▶ _Your task_
Collect each line of the records containing the string "icon".

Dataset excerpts
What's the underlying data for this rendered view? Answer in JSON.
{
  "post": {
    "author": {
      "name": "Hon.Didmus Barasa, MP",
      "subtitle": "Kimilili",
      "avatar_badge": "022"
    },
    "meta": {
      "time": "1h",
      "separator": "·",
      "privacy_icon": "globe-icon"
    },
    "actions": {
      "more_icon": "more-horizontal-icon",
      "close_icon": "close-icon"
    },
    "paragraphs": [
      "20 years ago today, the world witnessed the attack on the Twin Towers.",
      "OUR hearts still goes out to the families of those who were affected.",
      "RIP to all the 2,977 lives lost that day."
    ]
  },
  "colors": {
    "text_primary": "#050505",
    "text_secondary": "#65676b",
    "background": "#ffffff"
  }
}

▶ _Solution to this problem_
      "privacy_icon": "globe-icon"
      "more_icon": "more-horizontal-icon",
      "close_icon": "close-icon"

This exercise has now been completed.